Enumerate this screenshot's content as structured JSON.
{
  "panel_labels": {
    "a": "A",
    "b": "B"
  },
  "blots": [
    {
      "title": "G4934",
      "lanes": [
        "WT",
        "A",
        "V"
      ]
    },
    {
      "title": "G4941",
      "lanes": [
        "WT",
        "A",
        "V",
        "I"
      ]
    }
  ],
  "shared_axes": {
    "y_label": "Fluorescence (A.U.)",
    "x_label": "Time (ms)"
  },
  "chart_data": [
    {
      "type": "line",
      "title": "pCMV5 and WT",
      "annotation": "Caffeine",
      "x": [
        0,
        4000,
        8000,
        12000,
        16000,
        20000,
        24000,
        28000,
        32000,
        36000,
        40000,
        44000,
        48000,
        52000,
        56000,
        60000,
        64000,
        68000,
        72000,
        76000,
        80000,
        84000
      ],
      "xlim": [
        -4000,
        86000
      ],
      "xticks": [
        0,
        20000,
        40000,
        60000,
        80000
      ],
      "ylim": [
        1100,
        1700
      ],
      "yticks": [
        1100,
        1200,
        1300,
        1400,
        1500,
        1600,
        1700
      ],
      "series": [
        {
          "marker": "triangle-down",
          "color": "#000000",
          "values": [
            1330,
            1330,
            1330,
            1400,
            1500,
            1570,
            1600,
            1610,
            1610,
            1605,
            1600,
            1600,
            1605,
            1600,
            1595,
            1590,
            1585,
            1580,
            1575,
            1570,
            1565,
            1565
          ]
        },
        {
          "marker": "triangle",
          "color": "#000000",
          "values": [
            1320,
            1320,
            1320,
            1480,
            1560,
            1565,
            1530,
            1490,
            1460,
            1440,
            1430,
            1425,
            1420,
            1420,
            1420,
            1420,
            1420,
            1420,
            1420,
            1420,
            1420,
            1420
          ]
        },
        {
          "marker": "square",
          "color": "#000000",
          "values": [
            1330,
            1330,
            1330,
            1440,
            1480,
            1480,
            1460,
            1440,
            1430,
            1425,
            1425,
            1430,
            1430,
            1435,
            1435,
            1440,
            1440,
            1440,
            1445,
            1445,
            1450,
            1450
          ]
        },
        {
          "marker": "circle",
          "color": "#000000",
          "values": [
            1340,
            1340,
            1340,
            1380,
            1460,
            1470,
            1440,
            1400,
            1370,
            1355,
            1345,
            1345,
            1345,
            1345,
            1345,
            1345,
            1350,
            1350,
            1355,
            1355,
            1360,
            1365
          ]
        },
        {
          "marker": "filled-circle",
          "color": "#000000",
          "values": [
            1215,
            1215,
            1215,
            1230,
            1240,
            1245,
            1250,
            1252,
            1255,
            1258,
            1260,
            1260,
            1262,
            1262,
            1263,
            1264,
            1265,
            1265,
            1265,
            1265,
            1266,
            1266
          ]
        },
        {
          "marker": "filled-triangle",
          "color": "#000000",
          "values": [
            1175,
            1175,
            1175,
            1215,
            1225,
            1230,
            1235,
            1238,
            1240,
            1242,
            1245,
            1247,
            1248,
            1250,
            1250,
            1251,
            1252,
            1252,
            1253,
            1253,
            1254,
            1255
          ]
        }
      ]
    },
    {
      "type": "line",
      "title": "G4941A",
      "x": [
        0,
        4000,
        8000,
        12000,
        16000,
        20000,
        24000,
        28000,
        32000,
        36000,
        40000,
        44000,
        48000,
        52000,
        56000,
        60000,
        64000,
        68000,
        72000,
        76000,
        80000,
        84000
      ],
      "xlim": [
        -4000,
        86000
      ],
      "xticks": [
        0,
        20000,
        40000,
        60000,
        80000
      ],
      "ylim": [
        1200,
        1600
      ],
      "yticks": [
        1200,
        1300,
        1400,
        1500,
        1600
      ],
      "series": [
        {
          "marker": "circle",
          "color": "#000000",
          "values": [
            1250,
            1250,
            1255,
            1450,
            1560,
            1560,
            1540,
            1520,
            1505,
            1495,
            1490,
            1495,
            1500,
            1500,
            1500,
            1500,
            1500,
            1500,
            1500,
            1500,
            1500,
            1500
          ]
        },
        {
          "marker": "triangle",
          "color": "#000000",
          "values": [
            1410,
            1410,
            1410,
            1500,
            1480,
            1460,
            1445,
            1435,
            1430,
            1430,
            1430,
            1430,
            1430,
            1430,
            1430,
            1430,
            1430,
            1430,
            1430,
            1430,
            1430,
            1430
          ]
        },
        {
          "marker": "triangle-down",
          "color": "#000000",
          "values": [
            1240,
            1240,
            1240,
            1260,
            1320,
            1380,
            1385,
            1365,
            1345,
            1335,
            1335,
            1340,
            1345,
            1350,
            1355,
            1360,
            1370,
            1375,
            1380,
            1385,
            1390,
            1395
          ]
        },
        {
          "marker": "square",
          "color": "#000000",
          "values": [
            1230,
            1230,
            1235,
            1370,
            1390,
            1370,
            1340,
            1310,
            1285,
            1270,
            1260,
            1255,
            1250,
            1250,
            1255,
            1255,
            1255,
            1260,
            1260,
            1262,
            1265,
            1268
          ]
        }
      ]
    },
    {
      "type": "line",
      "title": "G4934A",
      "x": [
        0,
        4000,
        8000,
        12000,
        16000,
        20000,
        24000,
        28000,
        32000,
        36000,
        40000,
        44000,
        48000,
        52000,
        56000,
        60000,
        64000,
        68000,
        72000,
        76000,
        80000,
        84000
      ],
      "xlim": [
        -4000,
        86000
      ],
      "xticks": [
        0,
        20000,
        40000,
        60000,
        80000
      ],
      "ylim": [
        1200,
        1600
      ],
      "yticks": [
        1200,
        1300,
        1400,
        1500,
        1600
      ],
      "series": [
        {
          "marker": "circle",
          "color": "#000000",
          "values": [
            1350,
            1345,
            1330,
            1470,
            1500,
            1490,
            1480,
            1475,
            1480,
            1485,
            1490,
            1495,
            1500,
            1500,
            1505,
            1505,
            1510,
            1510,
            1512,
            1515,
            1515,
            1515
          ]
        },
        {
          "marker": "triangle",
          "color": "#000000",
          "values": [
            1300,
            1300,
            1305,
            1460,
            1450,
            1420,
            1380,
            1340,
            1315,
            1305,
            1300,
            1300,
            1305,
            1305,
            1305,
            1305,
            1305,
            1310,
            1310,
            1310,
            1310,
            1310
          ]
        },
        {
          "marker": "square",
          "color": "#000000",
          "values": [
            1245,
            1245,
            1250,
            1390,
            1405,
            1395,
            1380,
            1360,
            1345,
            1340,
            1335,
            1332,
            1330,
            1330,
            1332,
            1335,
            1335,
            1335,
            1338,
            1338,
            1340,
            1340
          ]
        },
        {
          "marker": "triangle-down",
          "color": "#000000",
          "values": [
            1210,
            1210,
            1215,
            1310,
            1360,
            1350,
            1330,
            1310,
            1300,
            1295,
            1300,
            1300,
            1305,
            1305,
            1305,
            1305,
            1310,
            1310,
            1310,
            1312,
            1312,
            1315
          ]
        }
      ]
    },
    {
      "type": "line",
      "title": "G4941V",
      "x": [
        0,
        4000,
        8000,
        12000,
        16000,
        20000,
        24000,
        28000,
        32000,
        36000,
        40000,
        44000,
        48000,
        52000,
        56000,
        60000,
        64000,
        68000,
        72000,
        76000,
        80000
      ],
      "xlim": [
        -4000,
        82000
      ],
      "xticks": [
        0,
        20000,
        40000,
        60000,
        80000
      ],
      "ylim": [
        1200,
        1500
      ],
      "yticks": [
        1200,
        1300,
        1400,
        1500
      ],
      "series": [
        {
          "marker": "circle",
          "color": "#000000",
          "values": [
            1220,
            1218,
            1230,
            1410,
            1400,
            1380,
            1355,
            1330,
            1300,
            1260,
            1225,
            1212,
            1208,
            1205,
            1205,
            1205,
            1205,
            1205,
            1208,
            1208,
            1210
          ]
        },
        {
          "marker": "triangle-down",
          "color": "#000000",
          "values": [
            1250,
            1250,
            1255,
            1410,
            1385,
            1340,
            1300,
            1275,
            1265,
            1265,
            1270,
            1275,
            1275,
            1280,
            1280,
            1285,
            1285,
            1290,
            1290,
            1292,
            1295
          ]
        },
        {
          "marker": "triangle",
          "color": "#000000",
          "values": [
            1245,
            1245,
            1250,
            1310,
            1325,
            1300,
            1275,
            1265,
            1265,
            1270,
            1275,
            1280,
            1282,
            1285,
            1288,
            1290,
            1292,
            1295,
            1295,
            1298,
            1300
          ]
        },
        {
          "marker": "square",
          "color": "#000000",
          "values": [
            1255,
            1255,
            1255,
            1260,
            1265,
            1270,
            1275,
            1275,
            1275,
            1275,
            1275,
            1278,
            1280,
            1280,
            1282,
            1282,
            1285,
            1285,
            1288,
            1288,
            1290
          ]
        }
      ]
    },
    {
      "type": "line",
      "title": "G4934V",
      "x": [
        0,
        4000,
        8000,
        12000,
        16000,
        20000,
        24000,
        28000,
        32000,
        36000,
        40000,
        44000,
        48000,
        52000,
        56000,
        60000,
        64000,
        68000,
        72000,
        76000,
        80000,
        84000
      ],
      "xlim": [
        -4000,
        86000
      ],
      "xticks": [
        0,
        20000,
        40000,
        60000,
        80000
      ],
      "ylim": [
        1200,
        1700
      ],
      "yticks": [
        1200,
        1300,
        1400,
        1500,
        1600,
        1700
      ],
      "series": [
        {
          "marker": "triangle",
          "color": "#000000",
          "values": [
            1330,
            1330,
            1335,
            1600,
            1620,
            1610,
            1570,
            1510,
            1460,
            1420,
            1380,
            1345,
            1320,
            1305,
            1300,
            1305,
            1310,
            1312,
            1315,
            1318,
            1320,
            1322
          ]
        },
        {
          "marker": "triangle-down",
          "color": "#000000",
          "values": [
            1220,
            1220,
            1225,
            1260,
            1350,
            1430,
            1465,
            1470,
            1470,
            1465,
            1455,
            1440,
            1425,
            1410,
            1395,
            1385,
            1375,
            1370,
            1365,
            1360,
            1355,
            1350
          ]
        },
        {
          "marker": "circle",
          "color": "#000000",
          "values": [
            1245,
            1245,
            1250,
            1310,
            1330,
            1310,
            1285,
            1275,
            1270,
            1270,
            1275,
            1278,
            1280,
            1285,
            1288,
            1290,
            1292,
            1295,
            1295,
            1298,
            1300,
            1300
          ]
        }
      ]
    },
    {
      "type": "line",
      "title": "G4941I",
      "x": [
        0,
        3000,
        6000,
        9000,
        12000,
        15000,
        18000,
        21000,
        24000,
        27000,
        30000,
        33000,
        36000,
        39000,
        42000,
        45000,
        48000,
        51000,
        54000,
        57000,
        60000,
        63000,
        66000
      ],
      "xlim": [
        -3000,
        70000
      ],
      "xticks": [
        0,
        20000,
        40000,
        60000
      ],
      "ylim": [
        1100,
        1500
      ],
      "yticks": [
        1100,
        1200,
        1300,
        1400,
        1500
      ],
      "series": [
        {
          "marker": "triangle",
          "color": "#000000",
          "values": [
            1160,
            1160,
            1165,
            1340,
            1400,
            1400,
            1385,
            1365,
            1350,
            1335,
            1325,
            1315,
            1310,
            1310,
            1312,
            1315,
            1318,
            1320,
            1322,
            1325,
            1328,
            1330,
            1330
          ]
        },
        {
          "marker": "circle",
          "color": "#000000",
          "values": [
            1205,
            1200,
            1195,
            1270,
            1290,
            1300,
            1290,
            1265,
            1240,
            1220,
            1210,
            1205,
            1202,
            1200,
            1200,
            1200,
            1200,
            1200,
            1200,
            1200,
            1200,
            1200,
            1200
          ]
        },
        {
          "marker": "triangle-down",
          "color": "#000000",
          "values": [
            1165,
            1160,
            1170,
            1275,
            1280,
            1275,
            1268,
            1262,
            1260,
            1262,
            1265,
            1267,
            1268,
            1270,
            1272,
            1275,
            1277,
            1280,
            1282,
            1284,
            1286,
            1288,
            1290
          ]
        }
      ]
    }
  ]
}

· · · · · · ·

Give nothing but the count of lines in the listing above that hold the string "title".

8